* begin Records supplied *

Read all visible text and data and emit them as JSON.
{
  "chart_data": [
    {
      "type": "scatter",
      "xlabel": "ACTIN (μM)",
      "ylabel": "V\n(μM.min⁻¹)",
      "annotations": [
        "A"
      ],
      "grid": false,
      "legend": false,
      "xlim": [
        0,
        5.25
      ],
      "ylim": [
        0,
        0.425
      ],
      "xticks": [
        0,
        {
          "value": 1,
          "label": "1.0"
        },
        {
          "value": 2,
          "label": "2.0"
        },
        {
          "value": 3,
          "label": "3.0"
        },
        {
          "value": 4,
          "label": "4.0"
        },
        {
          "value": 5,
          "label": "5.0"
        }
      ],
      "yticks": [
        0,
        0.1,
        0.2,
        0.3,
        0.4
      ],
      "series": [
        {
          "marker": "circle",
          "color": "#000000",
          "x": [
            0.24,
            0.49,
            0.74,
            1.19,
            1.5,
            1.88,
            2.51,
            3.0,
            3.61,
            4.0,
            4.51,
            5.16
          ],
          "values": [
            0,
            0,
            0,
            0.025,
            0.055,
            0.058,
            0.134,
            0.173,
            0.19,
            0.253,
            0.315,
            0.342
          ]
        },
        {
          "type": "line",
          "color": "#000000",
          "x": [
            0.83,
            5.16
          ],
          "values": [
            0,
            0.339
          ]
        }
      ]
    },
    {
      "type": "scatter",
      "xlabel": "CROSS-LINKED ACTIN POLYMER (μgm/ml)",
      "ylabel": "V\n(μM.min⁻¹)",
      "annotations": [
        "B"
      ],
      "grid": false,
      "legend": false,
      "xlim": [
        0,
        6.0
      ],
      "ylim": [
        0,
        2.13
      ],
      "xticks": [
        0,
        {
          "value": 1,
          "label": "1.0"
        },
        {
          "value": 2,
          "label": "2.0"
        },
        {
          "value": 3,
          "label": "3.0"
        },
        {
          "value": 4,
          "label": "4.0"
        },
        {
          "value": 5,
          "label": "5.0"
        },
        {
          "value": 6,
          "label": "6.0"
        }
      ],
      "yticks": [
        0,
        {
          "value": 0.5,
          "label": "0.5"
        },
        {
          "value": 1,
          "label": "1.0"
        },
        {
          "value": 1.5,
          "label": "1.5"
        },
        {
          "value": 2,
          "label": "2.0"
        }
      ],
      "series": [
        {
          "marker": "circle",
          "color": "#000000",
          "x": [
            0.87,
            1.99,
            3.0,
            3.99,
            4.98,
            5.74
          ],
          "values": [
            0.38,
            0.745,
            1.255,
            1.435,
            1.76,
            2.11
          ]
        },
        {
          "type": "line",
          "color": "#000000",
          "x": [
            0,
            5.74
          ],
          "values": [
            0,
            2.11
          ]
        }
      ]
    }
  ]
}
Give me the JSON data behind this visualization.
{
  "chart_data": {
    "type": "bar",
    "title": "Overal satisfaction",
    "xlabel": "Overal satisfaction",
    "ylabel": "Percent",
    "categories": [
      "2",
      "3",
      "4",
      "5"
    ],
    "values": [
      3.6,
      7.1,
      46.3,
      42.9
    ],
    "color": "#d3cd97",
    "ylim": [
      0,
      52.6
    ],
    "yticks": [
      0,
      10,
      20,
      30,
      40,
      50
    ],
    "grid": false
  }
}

* end Records supplied *

From the data above, gather every line that includes the word "Overal".

Worked solution ▸
    "title": "Overal satisfaction",
    "xlabel": "Overal satisfaction",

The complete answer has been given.